# [Materials provided]
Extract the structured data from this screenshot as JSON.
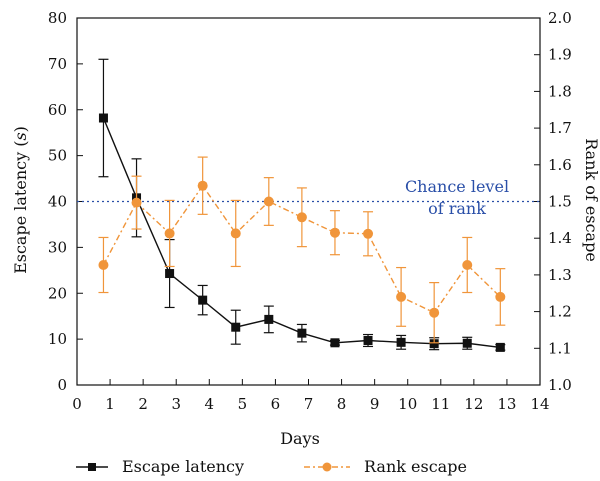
{
  "chart_data": {
    "type": "line",
    "xlabel": "Days",
    "ylabel_left": "Escape latency (s)",
    "ylabel_left_prefix": "Escape latency (",
    "ylabel_left_unit": "s",
    "ylabel_left_suffix": ")",
    "ylabel_right": "Rank of escape",
    "xlim": [
      0,
      14
    ],
    "ylim_left": [
      0,
      80
    ],
    "ylim_right": [
      1.0,
      2.0
    ],
    "x_ticks": [
      "0",
      "1",
      "2",
      "3",
      "4",
      "5",
      "6",
      "7",
      "8",
      "9",
      "10",
      "11",
      "12",
      "13",
      "14"
    ],
    "y_left_ticks": [
      "0",
      "10",
      "20",
      "30",
      "40",
      "50",
      "60",
      "70",
      "80"
    ],
    "y_right_ticks": [
      "1.0",
      "1.1",
      "1.2",
      "1.3",
      "1.4",
      "1.5",
      "1.6",
      "1.7",
      "1.8",
      "1.9",
      "2.0"
    ],
    "grid": false,
    "legend_position": "bottom",
    "reference_line": {
      "value": 1.5,
      "axis": "right",
      "label_line1": "Chance level",
      "label_line2": "of rank",
      "color": "#2a4fa8"
    },
    "series": [
      {
        "name": "Escape latency",
        "axis": "left",
        "color": "#111111",
        "marker": "square",
        "x": [
          0.8,
          1.8,
          2.8,
          3.8,
          4.8,
          5.8,
          6.8,
          7.8,
          8.8,
          9.8,
          10.8,
          11.8,
          12.8
        ],
        "y": [
          58.2,
          40.8,
          24.3,
          18.5,
          12.6,
          14.3,
          11.3,
          9.2,
          9.7,
          9.3,
          9.0,
          9.1,
          8.2
        ],
        "err": [
          12.8,
          8.5,
          7.4,
          3.2,
          3.7,
          2.9,
          1.9,
          0.5,
          1.3,
          1.5,
          1.3,
          1.3,
          0.6
        ]
      },
      {
        "name": "Rank escape",
        "axis": "right",
        "color": "#f0953a",
        "marker": "circle",
        "x": [
          0.8,
          1.8,
          2.8,
          3.8,
          4.8,
          5.8,
          6.8,
          7.8,
          8.8,
          9.8,
          10.8,
          11.8,
          12.8
        ],
        "y": [
          1.327,
          1.497,
          1.413,
          1.543,
          1.413,
          1.5,
          1.457,
          1.415,
          1.412,
          1.24,
          1.197,
          1.327,
          1.24
        ],
        "err": [
          0.075,
          0.072,
          0.09,
          0.078,
          0.09,
          0.065,
          0.08,
          0.06,
          0.06,
          0.08,
          0.082,
          0.075,
          0.077
        ]
      }
    ]
  }
}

# [Goal]
Search the preceding listing for "latency" and extract every line where it is found.

# [The result]
    "ylabel_left": "Escape latency (s)",
    "ylabel_left_prefix": "Escape latency (",
        "name": "Escape latency",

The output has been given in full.